* Begin Records provided *
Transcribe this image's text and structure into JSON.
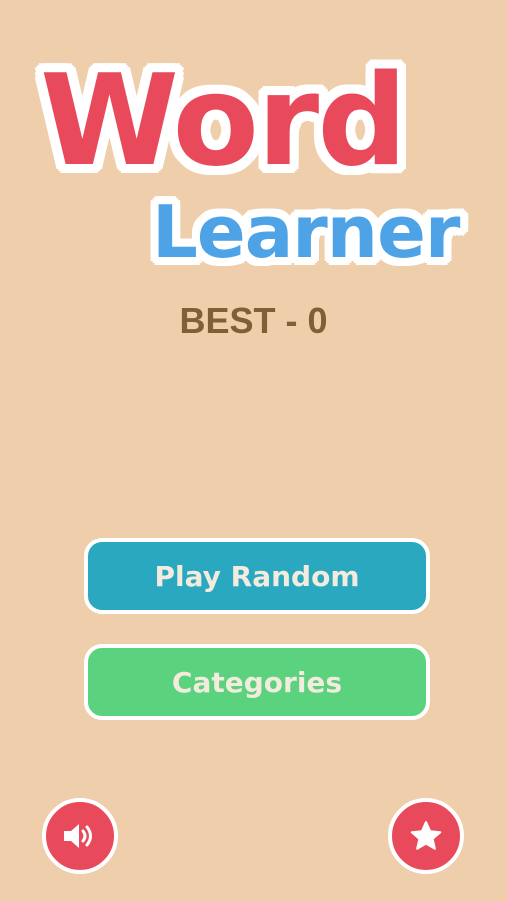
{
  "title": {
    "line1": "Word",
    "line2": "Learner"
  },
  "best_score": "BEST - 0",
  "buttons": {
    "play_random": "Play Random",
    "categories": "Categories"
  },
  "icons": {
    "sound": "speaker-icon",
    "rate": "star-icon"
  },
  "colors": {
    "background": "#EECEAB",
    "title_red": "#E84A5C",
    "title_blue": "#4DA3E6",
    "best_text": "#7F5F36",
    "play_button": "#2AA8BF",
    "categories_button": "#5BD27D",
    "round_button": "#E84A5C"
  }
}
* End Records provided *
**Task brief**
Pictures appear in the records above. Output everything except them, exactly.

**Exercise solution**
Transcribe this image's text and structure into JSON.
{
  "title": {
    "line1": "Word",
    "line2": "Learner"
  },
  "best_score": "BEST - 0",
  "buttons": {
    "play_random": "Play Random",
    "categories": "Categories"
  },
  "icons": {
    "sound": "speaker-icon",
    "rate": "star-icon"
  },
  "colors": {
    "background": "#EECEAB",
    "title_red": "#E84A5C",
    "title_blue": "#4DA3E6",
    "best_text": "#7F5F36",
    "play_button": "#2AA8BF",
    "categories_button": "#5BD27D",
    "round_button": "#E84A5C"
  }
}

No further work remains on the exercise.